Input for this task start

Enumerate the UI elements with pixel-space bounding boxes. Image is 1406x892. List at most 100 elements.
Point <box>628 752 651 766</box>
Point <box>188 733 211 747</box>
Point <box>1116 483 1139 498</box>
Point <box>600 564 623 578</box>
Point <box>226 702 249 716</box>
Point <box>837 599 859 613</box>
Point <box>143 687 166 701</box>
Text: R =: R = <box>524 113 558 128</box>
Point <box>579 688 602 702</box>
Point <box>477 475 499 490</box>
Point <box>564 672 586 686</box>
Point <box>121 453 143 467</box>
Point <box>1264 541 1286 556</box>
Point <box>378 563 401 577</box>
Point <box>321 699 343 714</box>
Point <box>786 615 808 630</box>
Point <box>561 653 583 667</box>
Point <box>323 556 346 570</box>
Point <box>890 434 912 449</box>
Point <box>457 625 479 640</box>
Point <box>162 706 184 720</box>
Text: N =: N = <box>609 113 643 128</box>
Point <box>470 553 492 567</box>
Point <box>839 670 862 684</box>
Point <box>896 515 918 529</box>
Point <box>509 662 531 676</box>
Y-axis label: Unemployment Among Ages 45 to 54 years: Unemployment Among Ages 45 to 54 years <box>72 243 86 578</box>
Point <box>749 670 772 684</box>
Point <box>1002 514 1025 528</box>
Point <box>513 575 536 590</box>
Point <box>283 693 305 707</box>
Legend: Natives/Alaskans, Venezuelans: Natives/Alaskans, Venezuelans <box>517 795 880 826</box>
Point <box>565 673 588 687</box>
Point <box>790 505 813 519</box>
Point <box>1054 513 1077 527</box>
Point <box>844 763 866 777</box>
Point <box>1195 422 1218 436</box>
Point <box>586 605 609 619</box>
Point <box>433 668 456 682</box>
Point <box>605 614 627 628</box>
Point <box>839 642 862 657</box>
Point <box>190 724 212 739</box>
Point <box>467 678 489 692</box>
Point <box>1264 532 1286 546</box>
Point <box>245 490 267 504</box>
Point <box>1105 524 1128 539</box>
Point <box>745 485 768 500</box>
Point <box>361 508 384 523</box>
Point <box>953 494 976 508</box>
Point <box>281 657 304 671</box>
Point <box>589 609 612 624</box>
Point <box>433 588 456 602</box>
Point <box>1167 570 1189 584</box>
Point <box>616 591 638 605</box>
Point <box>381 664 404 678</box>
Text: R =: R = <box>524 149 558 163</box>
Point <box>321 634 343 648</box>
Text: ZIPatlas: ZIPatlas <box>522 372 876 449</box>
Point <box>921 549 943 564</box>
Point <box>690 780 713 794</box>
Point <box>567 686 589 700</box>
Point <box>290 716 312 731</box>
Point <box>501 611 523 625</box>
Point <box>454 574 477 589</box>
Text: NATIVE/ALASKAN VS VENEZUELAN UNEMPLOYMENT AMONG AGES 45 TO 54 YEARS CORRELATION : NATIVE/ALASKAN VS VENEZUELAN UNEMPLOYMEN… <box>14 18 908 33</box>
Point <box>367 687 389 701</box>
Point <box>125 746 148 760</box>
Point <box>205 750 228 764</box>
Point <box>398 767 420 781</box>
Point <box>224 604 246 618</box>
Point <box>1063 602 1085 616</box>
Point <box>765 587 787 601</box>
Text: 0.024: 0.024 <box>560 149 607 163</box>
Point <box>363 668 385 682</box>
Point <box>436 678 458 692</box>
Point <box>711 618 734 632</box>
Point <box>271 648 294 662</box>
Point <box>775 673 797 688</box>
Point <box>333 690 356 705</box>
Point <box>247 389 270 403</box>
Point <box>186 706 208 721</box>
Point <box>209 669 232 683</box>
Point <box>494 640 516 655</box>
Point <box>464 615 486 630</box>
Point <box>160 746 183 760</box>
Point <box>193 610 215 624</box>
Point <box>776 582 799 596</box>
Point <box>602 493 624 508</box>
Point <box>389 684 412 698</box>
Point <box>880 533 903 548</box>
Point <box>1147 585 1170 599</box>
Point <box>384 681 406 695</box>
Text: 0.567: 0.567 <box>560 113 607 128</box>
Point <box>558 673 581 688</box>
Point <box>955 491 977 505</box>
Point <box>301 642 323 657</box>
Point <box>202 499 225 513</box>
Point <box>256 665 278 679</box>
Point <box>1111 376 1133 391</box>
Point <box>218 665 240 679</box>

Input for this task end

> [Task goal]: Update all of the records so that "Point" is replaced with "Marker" wherever it occurs, and leave every other character unchanged.

> [Answer below]:
Enumerate the UI elements with pixel-space bounding boxes. Image is 1406x892. List at most 100 elements.
Marker <box>628 752 651 766</box>
Marker <box>188 733 211 747</box>
Marker <box>1116 483 1139 498</box>
Marker <box>600 564 623 578</box>
Marker <box>226 702 249 716</box>
Marker <box>837 599 859 613</box>
Marker <box>143 687 166 701</box>
Text: R =: R = <box>524 113 558 128</box>
Marker <box>579 688 602 702</box>
Marker <box>477 475 499 490</box>
Marker <box>564 672 586 686</box>
Marker <box>121 453 143 467</box>
Marker <box>1264 541 1286 556</box>
Marker <box>378 563 401 577</box>
Marker <box>321 699 343 714</box>
Marker <box>786 615 808 630</box>
Marker <box>561 653 583 667</box>
Marker <box>323 556 346 570</box>
Marker <box>890 434 912 449</box>
Marker <box>457 625 479 640</box>
Marker <box>162 706 184 720</box>
Text: N =: N = <box>609 113 643 128</box>
Marker <box>470 553 492 567</box>
Marker <box>839 670 862 684</box>
Marker <box>896 515 918 529</box>
Marker <box>509 662 531 676</box>
Y-axis label: Unemployment Among Ages 45 to 54 years: Unemployment Among Ages 45 to 54 years <box>72 243 86 578</box>
Marker <box>749 670 772 684</box>
Marker <box>1002 514 1025 528</box>
Marker <box>513 575 536 590</box>
Marker <box>283 693 305 707</box>
Legend: Natives/Alaskans, Venezuelans: Natives/Alaskans, Venezuelans <box>517 795 880 826</box>
Marker <box>565 673 588 687</box>
Marker <box>790 505 813 519</box>
Marker <box>1054 513 1077 527</box>
Marker <box>844 763 866 777</box>
Marker <box>1195 422 1218 436</box>
Marker <box>586 605 609 619</box>
Marker <box>433 668 456 682</box>
Marker <box>605 614 627 628</box>
Marker <box>839 642 862 657</box>
Marker <box>190 724 212 739</box>
Marker <box>467 678 489 692</box>
Marker <box>1264 532 1286 546</box>
Marker <box>245 490 267 504</box>
Marker <box>1105 524 1128 539</box>
Marker <box>745 485 768 500</box>
Marker <box>361 508 384 523</box>
Marker <box>953 494 976 508</box>
Marker <box>281 657 304 671</box>
Marker <box>589 609 612 624</box>
Marker <box>433 588 456 602</box>
Marker <box>1167 570 1189 584</box>
Marker <box>616 591 638 605</box>
Marker <box>381 664 404 678</box>
Text: R =: R = <box>524 149 558 163</box>
Marker <box>321 634 343 648</box>
Text: ZIPatlas: ZIPatlas <box>522 372 876 449</box>
Marker <box>921 549 943 564</box>
Marker <box>690 780 713 794</box>
Marker <box>567 686 589 700</box>
Marker <box>290 716 312 731</box>
Marker <box>501 611 523 625</box>
Marker <box>454 574 477 589</box>
Text: NATIVE/ALASKAN VS VENEZUELAN UNEMPLOYMENT AMONG AGES 45 TO 54 YEARS CORRELATION : NATIVE/ALASKAN VS VENEZUELAN UNEMPLOYMEN… <box>14 18 908 33</box>
Marker <box>367 687 389 701</box>
Marker <box>125 746 148 760</box>
Marker <box>205 750 228 764</box>
Marker <box>398 767 420 781</box>
Marker <box>224 604 246 618</box>
Marker <box>1063 602 1085 616</box>
Marker <box>765 587 787 601</box>
Text: 0.024: 0.024 <box>560 149 607 163</box>
Marker <box>363 668 385 682</box>
Marker <box>436 678 458 692</box>
Marker <box>711 618 734 632</box>
Marker <box>271 648 294 662</box>
Marker <box>775 673 797 688</box>
Marker <box>333 690 356 705</box>
Marker <box>247 389 270 403</box>
Marker <box>186 706 208 721</box>
Marker <box>209 669 232 683</box>
Marker <box>494 640 516 655</box>
Marker <box>464 615 486 630</box>
Marker <box>160 746 183 760</box>
Marker <box>193 610 215 624</box>
Marker <box>776 582 799 596</box>
Marker <box>602 493 624 508</box>
Marker <box>389 684 412 698</box>
Marker <box>880 533 903 548</box>
Marker <box>1147 585 1170 599</box>
Marker <box>384 681 406 695</box>
Text: 0.567: 0.567 <box>560 113 607 128</box>
Marker <box>558 673 581 688</box>
Marker <box>955 491 977 505</box>
Marker <box>301 642 323 657</box>
Marker <box>202 499 225 513</box>
Marker <box>256 665 278 679</box>
Marker <box>1111 376 1133 391</box>
Marker <box>218 665 240 679</box>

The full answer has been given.